Your answer should be every line of the entries that has the string "intestinal" in it.

════════════════════

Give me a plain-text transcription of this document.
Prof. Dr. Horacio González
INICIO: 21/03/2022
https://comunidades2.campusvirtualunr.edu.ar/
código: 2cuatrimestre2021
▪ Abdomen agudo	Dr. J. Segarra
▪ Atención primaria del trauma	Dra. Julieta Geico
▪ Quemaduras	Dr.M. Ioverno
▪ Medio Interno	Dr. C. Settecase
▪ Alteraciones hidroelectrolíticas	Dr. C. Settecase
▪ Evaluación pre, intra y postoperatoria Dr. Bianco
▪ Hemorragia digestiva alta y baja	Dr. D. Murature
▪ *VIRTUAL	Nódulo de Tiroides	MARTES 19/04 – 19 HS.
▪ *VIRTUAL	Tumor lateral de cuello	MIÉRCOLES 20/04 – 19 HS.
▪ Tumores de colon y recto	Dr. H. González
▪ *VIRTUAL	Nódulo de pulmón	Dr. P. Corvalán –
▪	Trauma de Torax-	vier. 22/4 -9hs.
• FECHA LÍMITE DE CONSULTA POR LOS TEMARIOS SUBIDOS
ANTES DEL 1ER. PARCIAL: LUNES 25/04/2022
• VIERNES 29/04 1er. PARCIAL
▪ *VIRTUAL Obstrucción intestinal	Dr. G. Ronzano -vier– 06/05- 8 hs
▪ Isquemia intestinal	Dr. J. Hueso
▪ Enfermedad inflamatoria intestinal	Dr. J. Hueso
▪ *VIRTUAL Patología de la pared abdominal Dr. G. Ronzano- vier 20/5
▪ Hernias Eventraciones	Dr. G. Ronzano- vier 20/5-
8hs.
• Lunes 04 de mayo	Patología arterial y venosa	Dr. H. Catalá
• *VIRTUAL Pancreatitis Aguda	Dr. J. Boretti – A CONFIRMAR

════════════════════

- SOLUTION BELOW:
▪ *VIRTUAL Obstrucción intestinal	Dr. G. Ronzano -vier– 06/05- 8 hs
▪ Isquemia intestinal	Dr. J. Hueso
▪ Enfermedad inflamatoria intestinal	Dr. J. Hueso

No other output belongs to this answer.